Start of Data records
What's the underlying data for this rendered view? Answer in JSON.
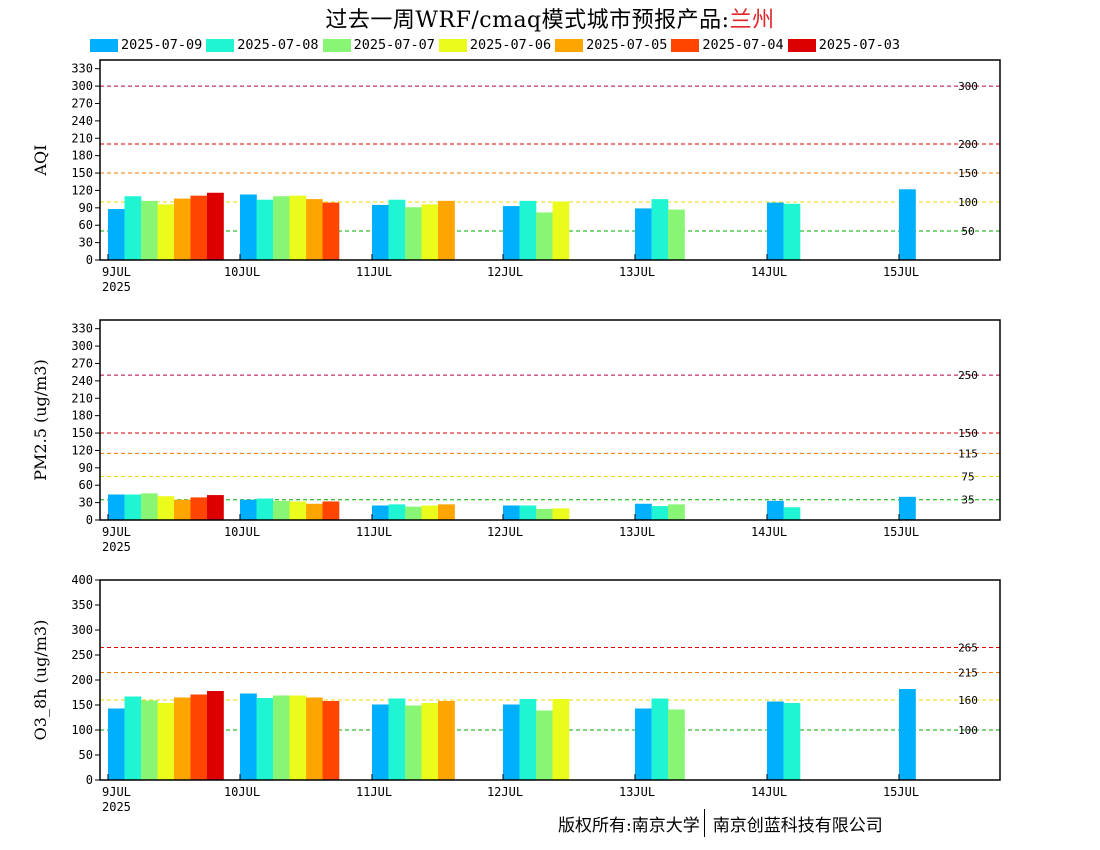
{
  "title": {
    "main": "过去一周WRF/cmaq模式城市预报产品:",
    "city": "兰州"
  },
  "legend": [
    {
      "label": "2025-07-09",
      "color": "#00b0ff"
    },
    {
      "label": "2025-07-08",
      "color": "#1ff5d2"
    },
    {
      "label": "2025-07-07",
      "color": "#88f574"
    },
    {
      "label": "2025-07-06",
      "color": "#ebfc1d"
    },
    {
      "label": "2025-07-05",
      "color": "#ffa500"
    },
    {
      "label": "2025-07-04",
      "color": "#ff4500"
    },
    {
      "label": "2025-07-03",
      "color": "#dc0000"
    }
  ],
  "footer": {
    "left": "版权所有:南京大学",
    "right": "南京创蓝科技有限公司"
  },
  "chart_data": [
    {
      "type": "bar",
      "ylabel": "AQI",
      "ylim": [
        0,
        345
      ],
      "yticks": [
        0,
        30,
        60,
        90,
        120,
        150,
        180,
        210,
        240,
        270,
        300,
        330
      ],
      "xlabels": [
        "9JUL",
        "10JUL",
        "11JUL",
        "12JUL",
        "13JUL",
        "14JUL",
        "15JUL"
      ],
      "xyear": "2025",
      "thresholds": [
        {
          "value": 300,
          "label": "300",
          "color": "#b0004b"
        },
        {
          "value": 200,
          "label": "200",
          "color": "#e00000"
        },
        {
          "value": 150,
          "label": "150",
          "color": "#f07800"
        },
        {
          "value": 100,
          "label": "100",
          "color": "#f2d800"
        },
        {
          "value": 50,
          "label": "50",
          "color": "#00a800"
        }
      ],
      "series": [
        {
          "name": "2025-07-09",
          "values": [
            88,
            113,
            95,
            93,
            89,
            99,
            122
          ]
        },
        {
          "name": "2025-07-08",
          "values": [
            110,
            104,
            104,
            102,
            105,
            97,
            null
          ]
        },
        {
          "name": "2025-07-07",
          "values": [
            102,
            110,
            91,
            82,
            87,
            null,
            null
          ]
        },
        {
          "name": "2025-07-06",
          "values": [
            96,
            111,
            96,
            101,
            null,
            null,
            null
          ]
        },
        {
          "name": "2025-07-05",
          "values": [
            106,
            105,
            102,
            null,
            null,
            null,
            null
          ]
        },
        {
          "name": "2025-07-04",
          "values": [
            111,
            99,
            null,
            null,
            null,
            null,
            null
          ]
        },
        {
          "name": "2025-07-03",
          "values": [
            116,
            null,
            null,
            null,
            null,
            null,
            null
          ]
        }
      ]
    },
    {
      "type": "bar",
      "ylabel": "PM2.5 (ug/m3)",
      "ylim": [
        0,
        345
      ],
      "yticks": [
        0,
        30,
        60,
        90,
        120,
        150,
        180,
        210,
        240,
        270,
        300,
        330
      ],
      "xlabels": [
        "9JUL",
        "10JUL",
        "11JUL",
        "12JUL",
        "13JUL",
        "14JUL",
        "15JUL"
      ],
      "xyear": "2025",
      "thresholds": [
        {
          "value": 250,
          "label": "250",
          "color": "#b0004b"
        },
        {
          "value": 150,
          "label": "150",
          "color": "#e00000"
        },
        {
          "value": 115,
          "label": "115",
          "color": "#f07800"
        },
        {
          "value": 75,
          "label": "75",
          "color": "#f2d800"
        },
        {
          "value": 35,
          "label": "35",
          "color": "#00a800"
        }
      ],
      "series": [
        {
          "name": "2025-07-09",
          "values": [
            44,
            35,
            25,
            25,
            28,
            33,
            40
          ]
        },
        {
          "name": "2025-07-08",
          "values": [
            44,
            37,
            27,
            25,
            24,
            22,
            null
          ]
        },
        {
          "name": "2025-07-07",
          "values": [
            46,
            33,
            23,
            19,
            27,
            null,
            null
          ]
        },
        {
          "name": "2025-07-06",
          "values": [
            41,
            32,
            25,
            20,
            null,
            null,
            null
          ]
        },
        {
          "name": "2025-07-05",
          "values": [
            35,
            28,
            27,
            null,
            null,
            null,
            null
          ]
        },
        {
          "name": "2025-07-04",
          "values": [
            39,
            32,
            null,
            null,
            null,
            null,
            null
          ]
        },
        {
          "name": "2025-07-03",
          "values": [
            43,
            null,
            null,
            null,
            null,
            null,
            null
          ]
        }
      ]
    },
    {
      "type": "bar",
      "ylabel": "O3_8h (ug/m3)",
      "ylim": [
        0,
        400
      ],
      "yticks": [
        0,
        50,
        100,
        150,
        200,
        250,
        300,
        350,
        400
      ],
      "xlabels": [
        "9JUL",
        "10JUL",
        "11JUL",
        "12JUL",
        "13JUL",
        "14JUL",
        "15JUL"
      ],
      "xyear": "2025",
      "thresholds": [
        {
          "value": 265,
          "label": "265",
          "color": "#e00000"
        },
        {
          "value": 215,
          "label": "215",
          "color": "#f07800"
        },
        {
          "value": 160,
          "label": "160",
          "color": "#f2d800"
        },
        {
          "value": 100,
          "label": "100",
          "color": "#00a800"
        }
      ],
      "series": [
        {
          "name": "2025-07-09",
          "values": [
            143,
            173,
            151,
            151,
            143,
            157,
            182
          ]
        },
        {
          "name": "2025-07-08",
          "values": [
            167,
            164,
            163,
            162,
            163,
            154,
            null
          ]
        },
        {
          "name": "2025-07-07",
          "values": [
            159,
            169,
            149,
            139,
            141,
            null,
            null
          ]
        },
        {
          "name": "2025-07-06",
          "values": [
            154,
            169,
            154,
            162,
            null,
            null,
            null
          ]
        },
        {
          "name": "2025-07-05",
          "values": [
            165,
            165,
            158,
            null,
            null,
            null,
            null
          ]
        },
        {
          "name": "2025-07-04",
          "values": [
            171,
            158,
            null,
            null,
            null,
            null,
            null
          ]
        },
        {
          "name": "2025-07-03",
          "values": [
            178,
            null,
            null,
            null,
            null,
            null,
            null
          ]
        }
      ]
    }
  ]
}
End of Data records
Start of Data records
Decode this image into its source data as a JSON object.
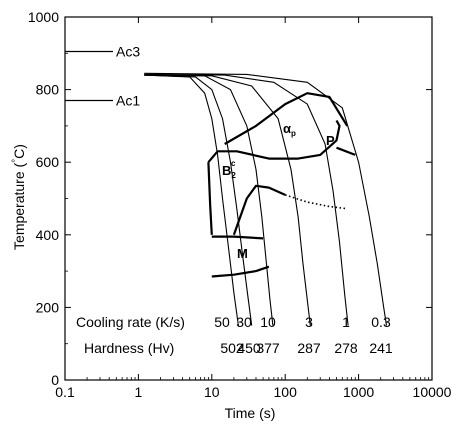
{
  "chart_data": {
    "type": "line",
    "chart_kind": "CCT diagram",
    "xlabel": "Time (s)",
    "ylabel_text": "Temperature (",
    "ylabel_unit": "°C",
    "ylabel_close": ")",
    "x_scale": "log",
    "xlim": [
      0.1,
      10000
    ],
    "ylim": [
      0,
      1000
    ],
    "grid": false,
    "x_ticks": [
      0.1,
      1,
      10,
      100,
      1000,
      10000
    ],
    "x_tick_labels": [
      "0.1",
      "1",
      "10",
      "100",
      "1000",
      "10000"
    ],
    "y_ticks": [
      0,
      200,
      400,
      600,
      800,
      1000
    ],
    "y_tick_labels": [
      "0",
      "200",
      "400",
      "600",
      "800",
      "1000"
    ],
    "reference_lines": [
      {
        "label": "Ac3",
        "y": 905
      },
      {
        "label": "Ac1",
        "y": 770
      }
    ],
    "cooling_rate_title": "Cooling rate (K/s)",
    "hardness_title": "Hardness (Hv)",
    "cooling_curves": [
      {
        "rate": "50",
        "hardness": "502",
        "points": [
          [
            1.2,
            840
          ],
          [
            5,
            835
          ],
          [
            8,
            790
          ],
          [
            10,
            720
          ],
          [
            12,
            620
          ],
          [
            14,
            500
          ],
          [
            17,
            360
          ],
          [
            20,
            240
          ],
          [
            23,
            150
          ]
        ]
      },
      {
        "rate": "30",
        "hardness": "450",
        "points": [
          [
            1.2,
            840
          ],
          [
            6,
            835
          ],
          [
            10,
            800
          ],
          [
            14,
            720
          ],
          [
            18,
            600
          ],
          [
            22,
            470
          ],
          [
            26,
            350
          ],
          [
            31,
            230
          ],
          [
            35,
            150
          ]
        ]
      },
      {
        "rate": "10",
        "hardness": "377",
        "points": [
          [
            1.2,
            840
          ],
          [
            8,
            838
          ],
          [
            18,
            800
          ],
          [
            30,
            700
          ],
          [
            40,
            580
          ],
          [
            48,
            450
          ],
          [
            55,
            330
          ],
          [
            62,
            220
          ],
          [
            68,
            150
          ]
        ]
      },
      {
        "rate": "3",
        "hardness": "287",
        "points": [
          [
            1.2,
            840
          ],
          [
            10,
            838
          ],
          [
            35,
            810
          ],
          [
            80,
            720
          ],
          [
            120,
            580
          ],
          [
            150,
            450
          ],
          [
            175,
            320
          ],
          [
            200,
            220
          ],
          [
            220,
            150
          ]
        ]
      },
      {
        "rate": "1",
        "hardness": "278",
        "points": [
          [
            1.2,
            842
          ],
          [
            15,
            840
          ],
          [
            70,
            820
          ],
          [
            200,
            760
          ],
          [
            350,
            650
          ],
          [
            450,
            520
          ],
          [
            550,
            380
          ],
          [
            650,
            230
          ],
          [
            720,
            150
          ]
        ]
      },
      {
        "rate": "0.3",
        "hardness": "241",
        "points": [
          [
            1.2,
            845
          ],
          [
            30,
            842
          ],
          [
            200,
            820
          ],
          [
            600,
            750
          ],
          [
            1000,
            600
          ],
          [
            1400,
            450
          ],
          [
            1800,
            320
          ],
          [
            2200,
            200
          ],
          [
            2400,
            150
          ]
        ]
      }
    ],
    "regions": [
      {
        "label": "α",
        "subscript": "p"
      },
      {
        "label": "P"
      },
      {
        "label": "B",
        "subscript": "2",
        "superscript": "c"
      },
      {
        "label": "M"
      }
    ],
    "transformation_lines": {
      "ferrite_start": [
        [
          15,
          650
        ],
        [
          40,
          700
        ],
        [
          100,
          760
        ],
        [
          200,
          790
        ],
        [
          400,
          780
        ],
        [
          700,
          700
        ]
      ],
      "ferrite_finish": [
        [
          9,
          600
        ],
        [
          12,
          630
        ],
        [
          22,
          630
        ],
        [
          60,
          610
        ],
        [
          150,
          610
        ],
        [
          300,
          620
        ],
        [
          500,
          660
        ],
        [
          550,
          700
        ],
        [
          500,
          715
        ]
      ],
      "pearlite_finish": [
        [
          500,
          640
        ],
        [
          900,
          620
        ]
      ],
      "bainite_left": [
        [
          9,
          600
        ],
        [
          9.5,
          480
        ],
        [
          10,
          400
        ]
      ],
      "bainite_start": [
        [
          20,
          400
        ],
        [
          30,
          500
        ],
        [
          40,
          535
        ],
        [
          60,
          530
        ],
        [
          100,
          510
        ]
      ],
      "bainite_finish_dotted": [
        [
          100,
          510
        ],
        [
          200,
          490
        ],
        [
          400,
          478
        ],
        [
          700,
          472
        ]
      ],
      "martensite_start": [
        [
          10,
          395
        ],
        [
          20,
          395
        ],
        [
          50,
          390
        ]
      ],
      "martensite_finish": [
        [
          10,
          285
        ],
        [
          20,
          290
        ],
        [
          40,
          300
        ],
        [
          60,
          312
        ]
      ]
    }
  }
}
End of Data records
## Work instructions
Report how many lines in the records hold the word "this", giving the number and nothing else.

## Output below
2